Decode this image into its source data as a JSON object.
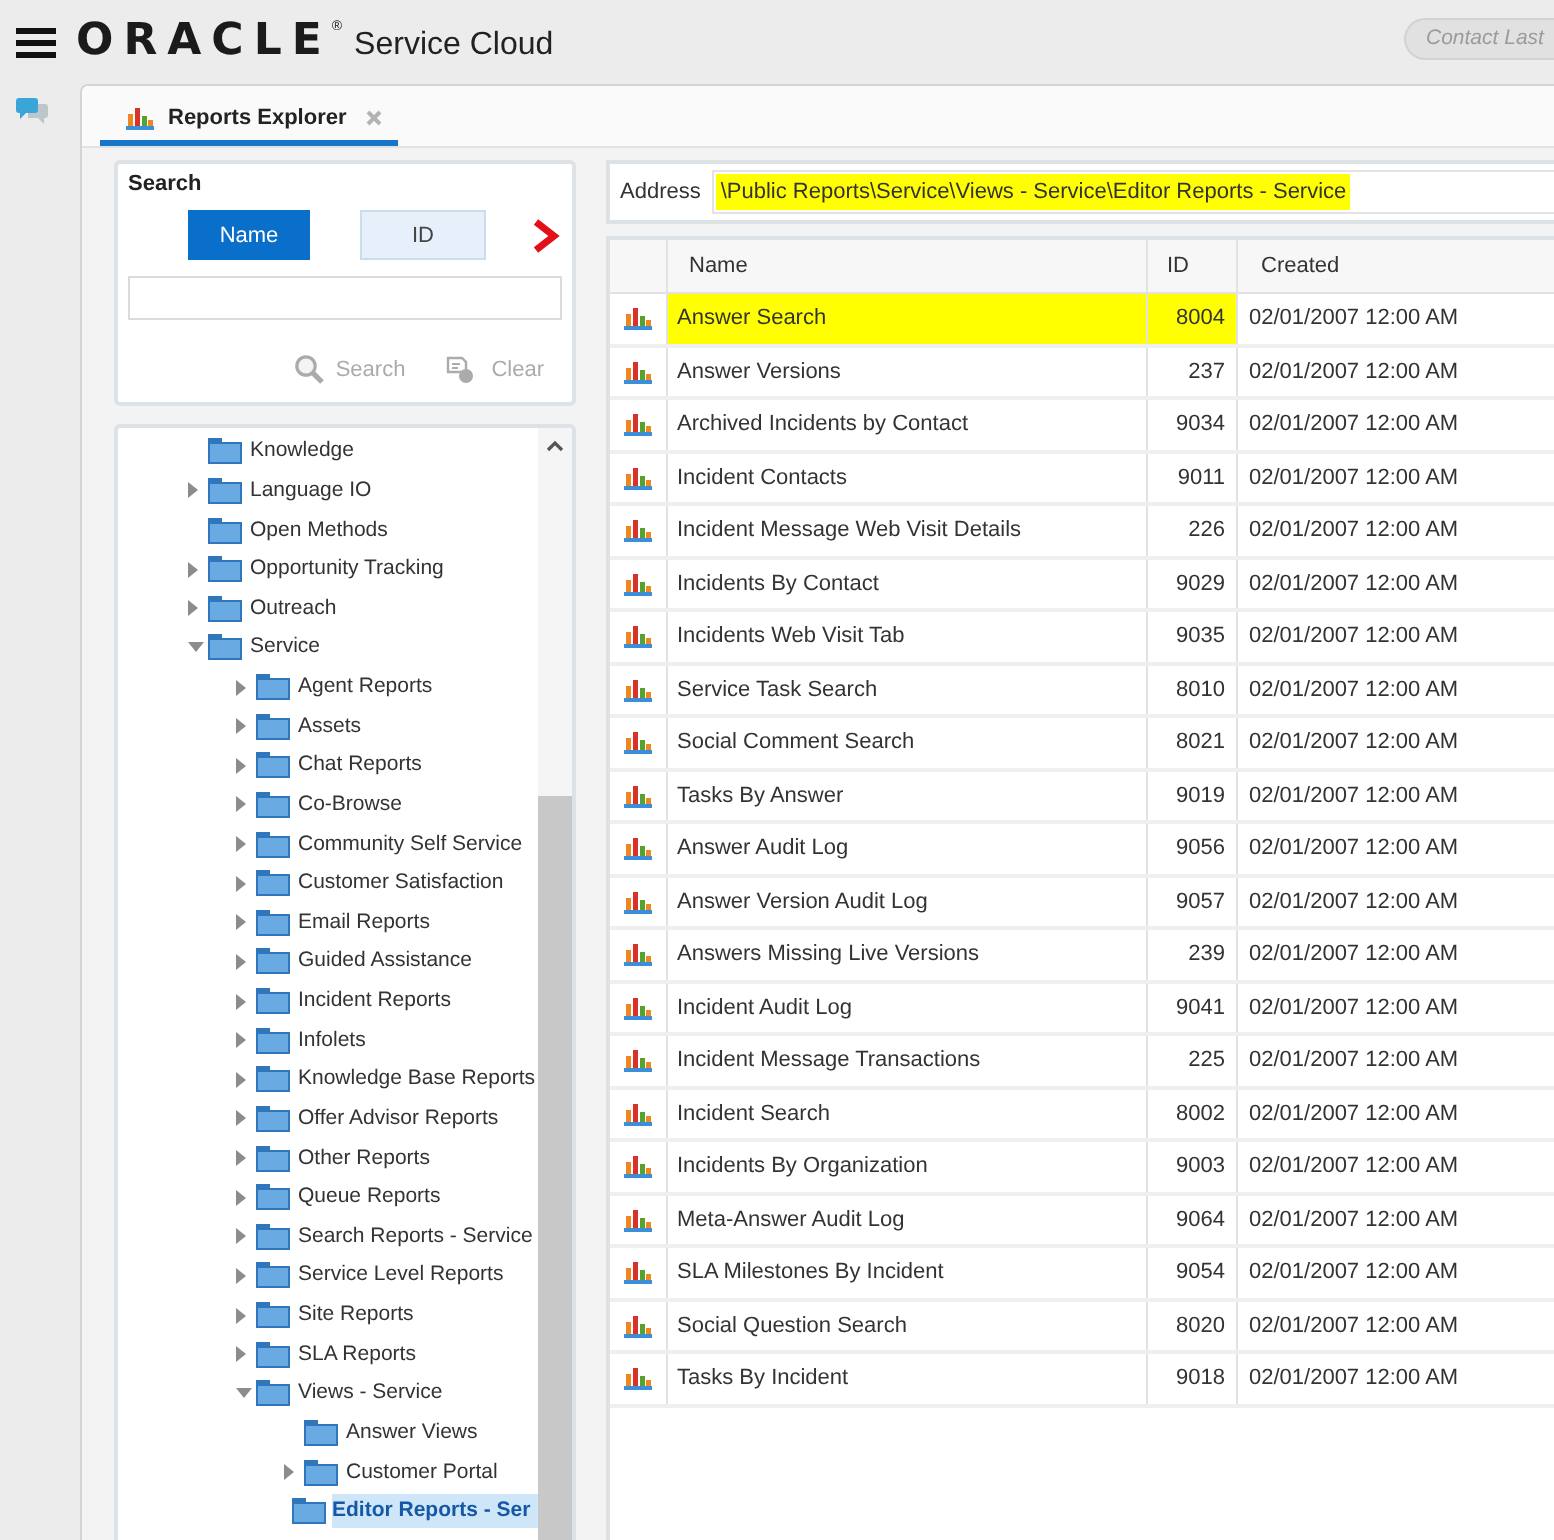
{
  "header": {
    "logo": "ORACLE",
    "logo_mark": "®",
    "product": "Service Cloud",
    "contact_button": "Contact Last"
  },
  "tabs": [
    {
      "label": "Reports Explorer",
      "selected": true
    }
  ],
  "search": {
    "title": "Search",
    "modes": [
      {
        "label": "Name",
        "selected": true
      },
      {
        "label": "ID",
        "selected": false
      }
    ],
    "actions": [
      {
        "kind": "search",
        "label": "Search",
        "disabled": true
      },
      {
        "kind": "clear",
        "label": "Clear",
        "disabled": true
      }
    ]
  },
  "tree": {
    "items": [
      {
        "label": "Knowledge",
        "kind": "leaf",
        "selected": false
      },
      {
        "label": "Language IO",
        "kind": "branch",
        "expanded": false,
        "selected": false
      },
      {
        "label": "Open Methods",
        "kind": "leaf",
        "selected": false
      },
      {
        "label": "Opportunity Tracking",
        "kind": "branch",
        "expanded": false,
        "selected": false
      },
      {
        "label": "Outreach",
        "kind": "branch",
        "expanded": false,
        "selected": false
      },
      {
        "label": "Service",
        "kind": "branch",
        "expanded": true,
        "selected": false,
        "children": [
          {
            "label": "Agent Reports",
            "kind": "branch",
            "expanded": false,
            "selected": false
          },
          {
            "label": "Assets",
            "kind": "branch",
            "expanded": false,
            "selected": false
          },
          {
            "label": "Chat Reports",
            "kind": "branch",
            "expanded": false,
            "selected": false
          },
          {
            "label": "Co-Browse",
            "kind": "branch",
            "expanded": false,
            "selected": false
          },
          {
            "label": "Community Self Service",
            "kind": "branch",
            "expanded": false,
            "selected": false
          },
          {
            "label": "Customer Satisfaction",
            "kind": "branch",
            "expanded": false,
            "selected": false
          },
          {
            "label": "Email Reports",
            "kind": "branch",
            "expanded": false,
            "selected": false
          },
          {
            "label": "Guided Assistance",
            "kind": "branch",
            "expanded": false,
            "selected": false
          },
          {
            "label": "Incident Reports",
            "kind": "branch",
            "expanded": false,
            "selected": false
          },
          {
            "label": "Infolets",
            "kind": "branch",
            "expanded": false,
            "selected": false
          },
          {
            "label": "Knowledge Base Reports",
            "kind": "branch",
            "expanded": false,
            "selected": false
          },
          {
            "label": "Offer Advisor Reports",
            "kind": "branch",
            "expanded": false,
            "selected": false
          },
          {
            "label": "Other Reports",
            "kind": "branch",
            "expanded": false,
            "selected": false
          },
          {
            "label": "Queue Reports",
            "kind": "branch",
            "expanded": false,
            "selected": false
          },
          {
            "label": "Search Reports - Service",
            "kind": "branch",
            "expanded": false,
            "selected": false
          },
          {
            "label": "Service Level Reports",
            "kind": "branch",
            "expanded": false,
            "selected": false
          },
          {
            "label": "Site Reports",
            "kind": "branch",
            "expanded": false,
            "selected": false
          },
          {
            "label": "SLA Reports",
            "kind": "branch",
            "expanded": false,
            "selected": false
          },
          {
            "label": "Views - Service",
            "kind": "branch",
            "expanded": true,
            "selected": false,
            "children": [
              {
                "label": "Answer Views",
                "kind": "leaf",
                "selected": false
              },
              {
                "label": "Customer Portal",
                "kind": "branch",
                "expanded": false,
                "selected": false
              },
              {
                "label": "Editor Reports - Ser",
                "kind": "leaf",
                "selected": true
              }
            ]
          }
        ]
      }
    ]
  },
  "address": {
    "label": "Address",
    "value": "\\Public Reports\\Service\\Views - Service\\Editor Reports - Service",
    "highlighted": true
  },
  "table": {
    "columns": [
      "Name",
      "ID",
      "Created"
    ],
    "rows": [
      {
        "name": "Answer Search",
        "id": "8004",
        "created": "02/01/2007 12:00 AM",
        "highlighted": true
      },
      {
        "name": "Answer Versions",
        "id": "237",
        "created": "02/01/2007 12:00 AM",
        "highlighted": false
      },
      {
        "name": "Archived Incidents by Contact",
        "id": "9034",
        "created": "02/01/2007 12:00 AM",
        "highlighted": false
      },
      {
        "name": "Incident Contacts",
        "id": "9011",
        "created": "02/01/2007 12:00 AM",
        "highlighted": false
      },
      {
        "name": "Incident Message Web Visit Details",
        "id": "226",
        "created": "02/01/2007 12:00 AM",
        "highlighted": false
      },
      {
        "name": "Incidents By Contact",
        "id": "9029",
        "created": "02/01/2007 12:00 AM",
        "highlighted": false
      },
      {
        "name": "Incidents Web Visit Tab",
        "id": "9035",
        "created": "02/01/2007 12:00 AM",
        "highlighted": false
      },
      {
        "name": "Service Task Search",
        "id": "8010",
        "created": "02/01/2007 12:00 AM",
        "highlighted": false
      },
      {
        "name": "Social Comment Search",
        "id": "8021",
        "created": "02/01/2007 12:00 AM",
        "highlighted": false
      },
      {
        "name": "Tasks By Answer",
        "id": "9019",
        "created": "02/01/2007 12:00 AM",
        "highlighted": false
      },
      {
        "name": "Answer Audit Log",
        "id": "9056",
        "created": "02/01/2007 12:00 AM",
        "highlighted": false
      },
      {
        "name": "Answer Version Audit Log",
        "id": "9057",
        "created": "02/01/2007 12:00 AM",
        "highlighted": false
      },
      {
        "name": "Answers Missing Live Versions",
        "id": "239",
        "created": "02/01/2007 12:00 AM",
        "highlighted": false
      },
      {
        "name": "Incident Audit Log",
        "id": "9041",
        "created": "02/01/2007 12:00 AM",
        "highlighted": false
      },
      {
        "name": "Incident Message Transactions",
        "id": "225",
        "created": "02/01/2007 12:00 AM",
        "highlighted": false
      },
      {
        "name": "Incident Search",
        "id": "8002",
        "created": "02/01/2007 12:00 AM",
        "highlighted": false
      },
      {
        "name": "Incidents By Organization",
        "id": "9003",
        "created": "02/01/2007 12:00 AM",
        "highlighted": false
      },
      {
        "name": "Meta-Answer Audit Log",
        "id": "9064",
        "created": "02/01/2007 12:00 AM",
        "highlighted": false
      },
      {
        "name": "SLA Milestones By Incident",
        "id": "9054",
        "created": "02/01/2007 12:00 AM",
        "highlighted": false
      },
      {
        "name": "Social Question Search",
        "id": "8020",
        "created": "02/01/2007 12:00 AM",
        "highlighted": false
      },
      {
        "name": "Tasks By Incident",
        "id": "9018",
        "created": "02/01/2007 12:00 AM",
        "highlighted": false
      }
    ]
  }
}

[WHAT IS EXPECTED]:
Gather from the data above every line with the string "Versions".

[ANSWER FOR THIS EXERCISE]:
        "name": "Answer Versions",
        "name": "Answers Missing Live Versions",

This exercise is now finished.